Task brief: Convert the lines below into a Markdown table with two columns, Row and Item line, giving each row a number and leaving out blank lines. Begin at the line that contains "close-button[interactable]: ✕ [453,3,500,25]", and stop after the line that contains "ticks-increment-button[interactable] [107,218,123,226]".

Given information:
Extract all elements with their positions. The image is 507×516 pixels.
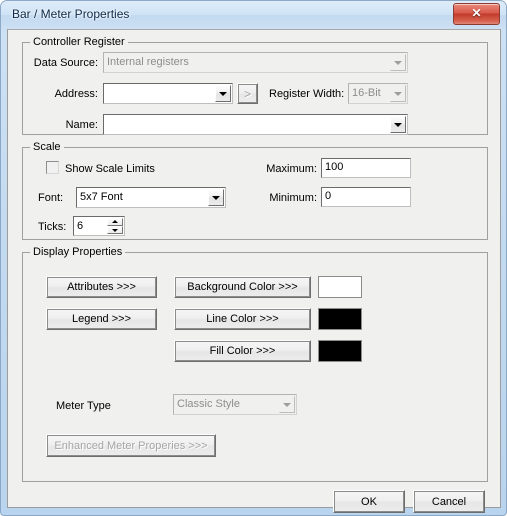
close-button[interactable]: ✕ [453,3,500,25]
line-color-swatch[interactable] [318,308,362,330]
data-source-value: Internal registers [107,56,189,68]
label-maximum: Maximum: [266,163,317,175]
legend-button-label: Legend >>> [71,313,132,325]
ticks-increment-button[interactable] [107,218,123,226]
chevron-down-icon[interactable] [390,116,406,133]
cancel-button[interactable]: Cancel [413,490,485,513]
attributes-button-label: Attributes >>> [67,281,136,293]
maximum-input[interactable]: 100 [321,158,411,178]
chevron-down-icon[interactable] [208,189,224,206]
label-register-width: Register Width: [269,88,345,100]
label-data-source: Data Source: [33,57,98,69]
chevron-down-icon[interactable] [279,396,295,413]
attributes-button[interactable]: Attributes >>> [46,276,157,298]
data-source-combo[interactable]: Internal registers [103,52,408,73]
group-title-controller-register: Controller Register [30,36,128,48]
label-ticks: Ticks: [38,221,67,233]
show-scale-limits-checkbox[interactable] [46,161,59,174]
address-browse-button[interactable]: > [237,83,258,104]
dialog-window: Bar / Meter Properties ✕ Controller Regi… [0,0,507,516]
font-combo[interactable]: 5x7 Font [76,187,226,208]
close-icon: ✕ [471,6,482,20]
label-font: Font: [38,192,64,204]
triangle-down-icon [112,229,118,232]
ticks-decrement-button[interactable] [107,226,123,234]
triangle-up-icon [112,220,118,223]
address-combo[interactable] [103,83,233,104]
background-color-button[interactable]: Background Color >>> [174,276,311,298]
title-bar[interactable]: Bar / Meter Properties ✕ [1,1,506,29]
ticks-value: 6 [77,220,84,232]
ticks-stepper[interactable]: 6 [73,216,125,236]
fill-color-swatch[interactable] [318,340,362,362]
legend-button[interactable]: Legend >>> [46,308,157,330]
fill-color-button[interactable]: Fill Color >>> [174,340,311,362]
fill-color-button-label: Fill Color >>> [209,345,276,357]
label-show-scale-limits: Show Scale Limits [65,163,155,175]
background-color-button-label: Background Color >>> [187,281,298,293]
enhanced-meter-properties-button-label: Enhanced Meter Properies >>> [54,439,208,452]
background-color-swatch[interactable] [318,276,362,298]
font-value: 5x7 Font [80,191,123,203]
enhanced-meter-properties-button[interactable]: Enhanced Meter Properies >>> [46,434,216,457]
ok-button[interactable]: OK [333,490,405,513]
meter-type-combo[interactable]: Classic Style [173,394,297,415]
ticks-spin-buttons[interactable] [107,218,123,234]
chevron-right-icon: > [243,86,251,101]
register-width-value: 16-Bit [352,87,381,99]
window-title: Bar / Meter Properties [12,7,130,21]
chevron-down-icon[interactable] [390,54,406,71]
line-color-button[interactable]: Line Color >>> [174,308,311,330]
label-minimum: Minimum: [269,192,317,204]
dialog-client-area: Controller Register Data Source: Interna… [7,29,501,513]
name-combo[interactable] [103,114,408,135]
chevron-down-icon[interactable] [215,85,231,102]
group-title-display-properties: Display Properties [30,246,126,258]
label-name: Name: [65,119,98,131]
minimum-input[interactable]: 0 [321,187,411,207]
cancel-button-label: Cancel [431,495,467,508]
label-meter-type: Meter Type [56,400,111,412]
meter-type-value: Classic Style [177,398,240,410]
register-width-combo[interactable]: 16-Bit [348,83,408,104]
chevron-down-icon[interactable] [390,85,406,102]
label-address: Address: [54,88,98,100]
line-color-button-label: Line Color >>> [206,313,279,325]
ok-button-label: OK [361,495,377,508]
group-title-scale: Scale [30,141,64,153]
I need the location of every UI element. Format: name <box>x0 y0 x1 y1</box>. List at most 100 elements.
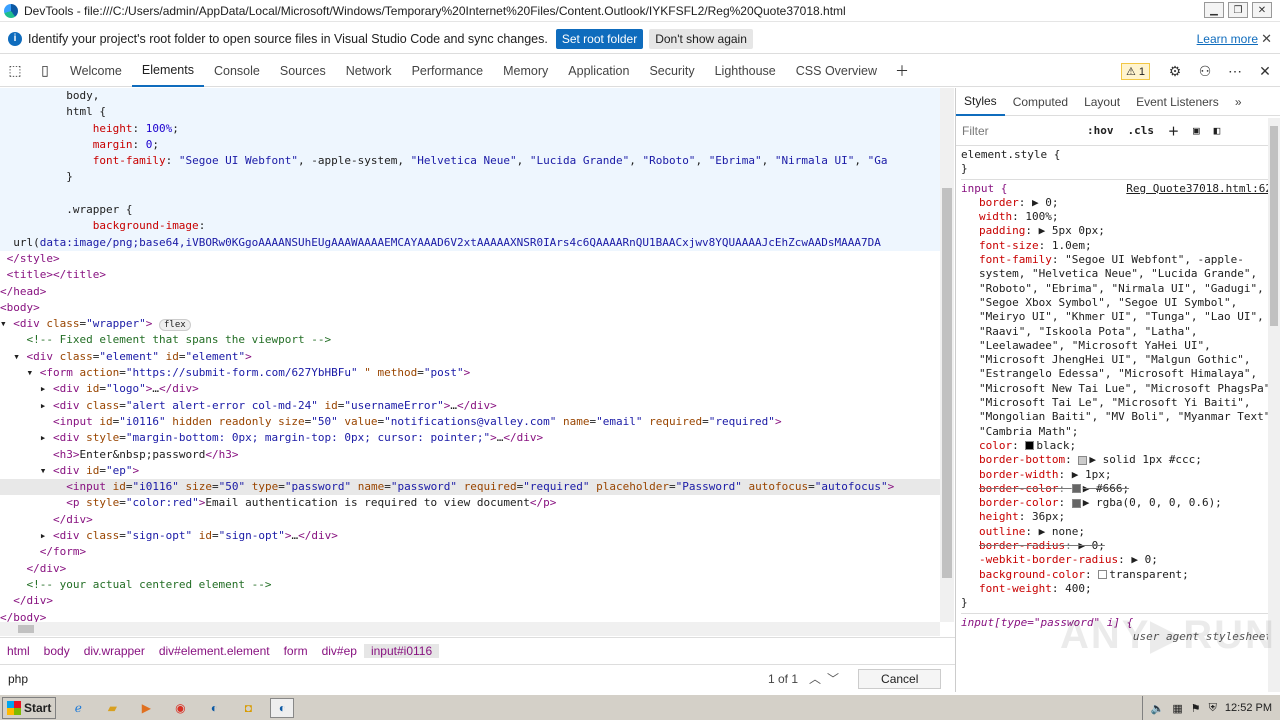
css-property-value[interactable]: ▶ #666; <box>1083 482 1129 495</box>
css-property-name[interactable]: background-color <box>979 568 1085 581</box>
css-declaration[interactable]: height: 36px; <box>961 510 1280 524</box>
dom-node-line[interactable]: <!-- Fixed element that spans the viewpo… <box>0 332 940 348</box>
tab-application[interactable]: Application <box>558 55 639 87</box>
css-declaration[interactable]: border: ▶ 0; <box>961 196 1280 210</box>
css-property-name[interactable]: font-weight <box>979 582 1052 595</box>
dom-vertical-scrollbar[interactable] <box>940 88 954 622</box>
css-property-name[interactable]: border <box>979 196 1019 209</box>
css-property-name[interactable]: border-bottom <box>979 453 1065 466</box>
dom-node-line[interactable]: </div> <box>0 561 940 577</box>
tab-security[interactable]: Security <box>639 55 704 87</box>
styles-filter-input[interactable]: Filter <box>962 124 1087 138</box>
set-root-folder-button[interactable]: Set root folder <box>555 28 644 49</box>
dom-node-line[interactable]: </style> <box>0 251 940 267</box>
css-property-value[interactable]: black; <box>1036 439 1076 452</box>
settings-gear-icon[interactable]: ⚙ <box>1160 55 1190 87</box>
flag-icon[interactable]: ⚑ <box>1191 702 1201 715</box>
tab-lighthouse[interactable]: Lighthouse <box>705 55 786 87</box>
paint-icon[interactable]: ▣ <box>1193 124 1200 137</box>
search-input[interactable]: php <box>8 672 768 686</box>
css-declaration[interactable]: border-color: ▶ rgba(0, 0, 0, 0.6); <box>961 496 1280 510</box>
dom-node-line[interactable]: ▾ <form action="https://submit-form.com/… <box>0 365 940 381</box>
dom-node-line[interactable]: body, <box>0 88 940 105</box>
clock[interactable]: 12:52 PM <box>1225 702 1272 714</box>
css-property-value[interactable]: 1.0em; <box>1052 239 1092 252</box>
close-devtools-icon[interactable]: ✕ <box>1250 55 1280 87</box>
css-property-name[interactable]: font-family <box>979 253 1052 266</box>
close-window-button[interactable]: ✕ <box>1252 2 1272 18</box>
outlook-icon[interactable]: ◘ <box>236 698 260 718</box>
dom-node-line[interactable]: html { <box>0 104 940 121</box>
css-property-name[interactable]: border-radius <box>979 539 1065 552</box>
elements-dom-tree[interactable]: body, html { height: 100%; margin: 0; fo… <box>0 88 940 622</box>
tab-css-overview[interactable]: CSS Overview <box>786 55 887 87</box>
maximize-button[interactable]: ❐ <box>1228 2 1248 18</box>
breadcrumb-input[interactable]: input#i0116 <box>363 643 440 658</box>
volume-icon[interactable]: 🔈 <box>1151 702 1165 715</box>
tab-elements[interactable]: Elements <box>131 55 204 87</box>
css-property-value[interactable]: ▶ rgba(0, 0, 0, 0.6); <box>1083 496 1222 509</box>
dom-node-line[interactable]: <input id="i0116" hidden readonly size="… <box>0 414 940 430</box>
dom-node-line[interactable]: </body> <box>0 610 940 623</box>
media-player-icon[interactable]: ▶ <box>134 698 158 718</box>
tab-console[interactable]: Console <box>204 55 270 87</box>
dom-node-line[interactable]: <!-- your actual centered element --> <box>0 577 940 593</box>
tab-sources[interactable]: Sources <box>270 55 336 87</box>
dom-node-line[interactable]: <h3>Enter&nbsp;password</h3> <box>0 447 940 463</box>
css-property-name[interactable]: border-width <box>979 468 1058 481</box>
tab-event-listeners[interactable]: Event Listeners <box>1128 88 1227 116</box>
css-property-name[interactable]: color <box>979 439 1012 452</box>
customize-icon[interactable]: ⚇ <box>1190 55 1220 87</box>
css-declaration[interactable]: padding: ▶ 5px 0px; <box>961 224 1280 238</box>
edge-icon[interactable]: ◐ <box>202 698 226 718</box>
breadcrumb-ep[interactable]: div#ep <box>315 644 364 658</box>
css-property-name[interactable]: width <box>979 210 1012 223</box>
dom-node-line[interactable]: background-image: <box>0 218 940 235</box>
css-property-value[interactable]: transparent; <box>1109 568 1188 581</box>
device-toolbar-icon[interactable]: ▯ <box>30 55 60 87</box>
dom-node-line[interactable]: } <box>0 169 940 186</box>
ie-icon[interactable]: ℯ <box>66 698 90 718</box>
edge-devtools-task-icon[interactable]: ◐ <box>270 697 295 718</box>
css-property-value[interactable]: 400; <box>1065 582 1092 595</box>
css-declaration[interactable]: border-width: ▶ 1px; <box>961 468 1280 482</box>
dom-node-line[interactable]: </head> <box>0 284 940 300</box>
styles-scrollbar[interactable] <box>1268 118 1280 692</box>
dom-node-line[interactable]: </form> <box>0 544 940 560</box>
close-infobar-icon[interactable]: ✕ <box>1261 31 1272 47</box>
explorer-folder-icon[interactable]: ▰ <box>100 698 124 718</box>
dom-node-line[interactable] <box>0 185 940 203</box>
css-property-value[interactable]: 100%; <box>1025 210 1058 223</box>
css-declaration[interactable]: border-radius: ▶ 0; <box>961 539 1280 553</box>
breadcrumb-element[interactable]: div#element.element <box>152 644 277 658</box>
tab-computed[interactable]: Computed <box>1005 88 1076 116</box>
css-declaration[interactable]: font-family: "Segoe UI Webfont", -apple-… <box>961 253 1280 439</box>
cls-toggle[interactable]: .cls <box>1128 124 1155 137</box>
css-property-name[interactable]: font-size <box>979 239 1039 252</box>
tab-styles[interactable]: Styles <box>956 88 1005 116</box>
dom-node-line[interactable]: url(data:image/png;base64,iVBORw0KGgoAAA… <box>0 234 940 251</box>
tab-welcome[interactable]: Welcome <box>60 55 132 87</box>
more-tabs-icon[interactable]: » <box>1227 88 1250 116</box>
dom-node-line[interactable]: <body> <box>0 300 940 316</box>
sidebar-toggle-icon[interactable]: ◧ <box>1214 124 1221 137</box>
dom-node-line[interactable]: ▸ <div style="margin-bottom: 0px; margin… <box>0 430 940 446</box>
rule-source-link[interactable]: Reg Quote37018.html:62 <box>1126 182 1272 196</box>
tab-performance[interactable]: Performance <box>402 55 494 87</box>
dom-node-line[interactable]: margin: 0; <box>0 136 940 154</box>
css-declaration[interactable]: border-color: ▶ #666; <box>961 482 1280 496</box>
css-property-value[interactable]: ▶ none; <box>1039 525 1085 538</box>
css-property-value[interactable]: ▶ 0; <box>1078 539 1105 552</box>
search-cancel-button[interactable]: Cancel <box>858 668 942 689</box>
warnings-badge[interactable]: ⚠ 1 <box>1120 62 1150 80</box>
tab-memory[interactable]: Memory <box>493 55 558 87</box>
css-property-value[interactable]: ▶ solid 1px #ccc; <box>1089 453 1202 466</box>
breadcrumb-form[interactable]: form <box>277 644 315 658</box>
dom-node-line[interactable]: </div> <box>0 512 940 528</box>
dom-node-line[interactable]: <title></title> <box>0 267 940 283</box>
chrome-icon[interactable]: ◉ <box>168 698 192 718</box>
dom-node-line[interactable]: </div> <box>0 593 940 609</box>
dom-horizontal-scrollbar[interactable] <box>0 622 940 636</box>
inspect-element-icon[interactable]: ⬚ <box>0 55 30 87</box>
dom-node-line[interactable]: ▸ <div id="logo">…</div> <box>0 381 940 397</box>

Task response:
| Row | Item line |
|---|---|
| 1 | close-button[interactable]: ✕ [453,3,500,25] |
| 2 | line-color-swatch[interactable] [318,308,362,330] |
| 3 | data-source-value: Internal registers [107,56,189,68] |
| 4 | label-maximum: Maximum: [266,163,317,175] |
| 5 | legend-button-label: Legend >>> [71,313,132,325] |
| 6 | ticks-increment-button[interactable] [107,218,123,226] |